Comb through the entries for "detta" and pull out each line that holds it.

┌─ DATA FOR PROCESSING

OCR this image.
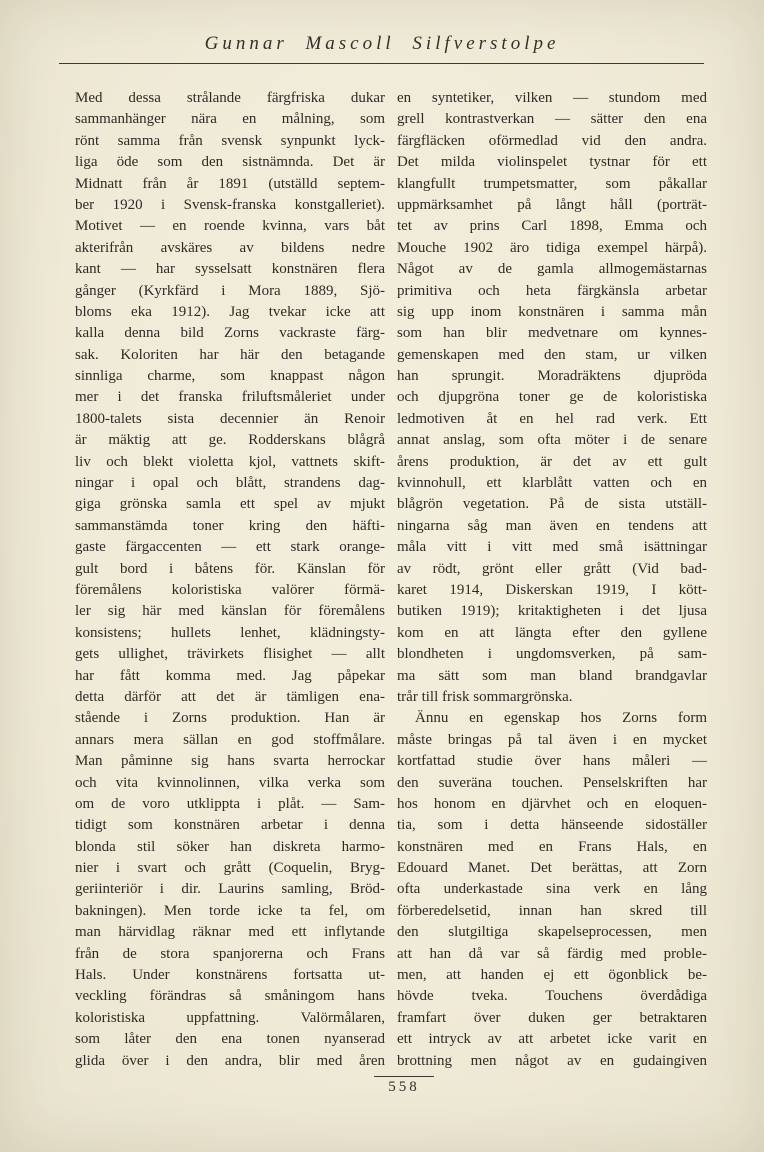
Gunnar Mascoll Silfverstolpe
Med dessa strålande färgfriska dukar
sammanhänger nära en målning, som
rönt samma från svensk synpunkt lyck-
liga öde som den sistnämnda. Det är
Midnatt från år 1891 (utställd septem-
ber 1920 i Svensk-franska konstgalleriet).
Motivet — en roende kvinna, vars båt
akterifrån avskäres av bildens nedre
kant — har sysselsatt konstnären flera
gånger (Kyrkfärd i Mora 1889, Sjö-
bloms eka 1912). Jag tvekar icke att
kalla denna bild Zorns vackraste färg-
sak. Koloriten har här den betagande
sinnliga charme, som knappast någon
mer i det franska friluftsmåleriet under
1800-talets sista decennier än Renoir
är mäktig att ge. Rodderskans blågrå
liv och blekt violetta kjol, vattnets skift-
ningar i opal och blått, strandens dag-
giga grönska samla ett spel av mjukt
sammanstämda toner kring den häfti-
gaste färgaccenten — ett stark orange-
gult bord i båtens för. Känslan för
föremålens koloristiska valörer förmä-
ler sig här med känslan för föremålens
konsistens; hullets lenhet, klädningsty-
gets ullighet, trävirkets flisighet — allt
har fått komma med. Jag påpekar
detta därför att det är tämligen ena-
stående i Zorns produktion. Han är
annars mera sällan en god stoffmålare.
Man påminne sig hans svarta herrockar
och vita kvinnolinnen, vilka verka som
om de voro utklippta i plåt. — Sam-
tidigt som konstnären arbetar i denna
blonda stil söker han diskreta harmo-
nier i svart och grått (Coquelin, Bryg-
geriinteriör i dir. Laurins samling, Bröd-
bakningen). Men torde icke ta fel, om
man härvidlag räknar med ett inflytande
från de stora spanjorerna och Frans
Hals. Under konstnärens fortsatta ut-
veckling förändras så småningom hans
koloristiska uppfattning. Valörmålaren,
som låter den ena tonen nyanserad
glida över i den andra, blir med åren
en syntetiker, vilken — stundom med
grell kontrastverkan — sätter den ena
färgfläcken oförmedlad vid den andra.
Det milda violinspelet tystnar för ett
klangfullt trumpetsmatter, som påkallar
uppmärksamhet på långt håll (porträt-
tet av prins Carl 1898, Emma och
Mouche 1902 äro tidiga exempel härpå).
Något av de gamla allmogemästarnas
primitiva och heta färgkänsla arbetar
sig upp inom konstnären i samma mån
som han blir medvetnare om kynnes-
gemenskapen med den stam, ur vilken
han sprungit. Moradräktens djupröda
och djupgröna toner ge de koloristiska
ledmotiven åt en hel rad verk. Ett
annat anslag, som ofta möter i de senare
årens produktion, är det av ett gult
kvinnohull, ett klarblått vatten och en
blågrön vegetation. På de sista utställ-
ningarna såg man även en tendens att
måla vitt i vitt med små isättningar
av rödt, grönt eller grått (Vid bad-
karet 1914, Diskerskan 1919, I kött-
butiken 1919); kritaktigheten i det ljusa
kom en att längta efter den gyllene
blondheten i ungdomsverken, på sam-
ma sätt som man bland brandgavlar
trår till frisk sommargrönska.
Ännu en egenskap hos Zorns form
måste bringas på tal även i en mycket
kortfattad studie över hans måleri —
den suveräna touchen. Penselskriften har
hos honom en djärvhet och en eloquen-
tia, som i detta hänseende sidoställer
konstnären med en Frans Hals, en
Edouard Manet. Det berättas, att Zorn
ofta underkastade sina verk en lång
förberedelsetid, innan han skred till
den slutgiltiga skapelseprocessen, men
att han då var så färdig med proble-
men, att handen ej ett ögonblick be-
hövde tveka. Touchens överdådiga
framfart över duken ger betraktaren
ett intryck av att arbetet icke varit en
brottning men något av en gudaingiven
558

└─

* **SOLUTION**:
detta därför att det är tämligen ena-
tia, som i detta hänseende sidoställer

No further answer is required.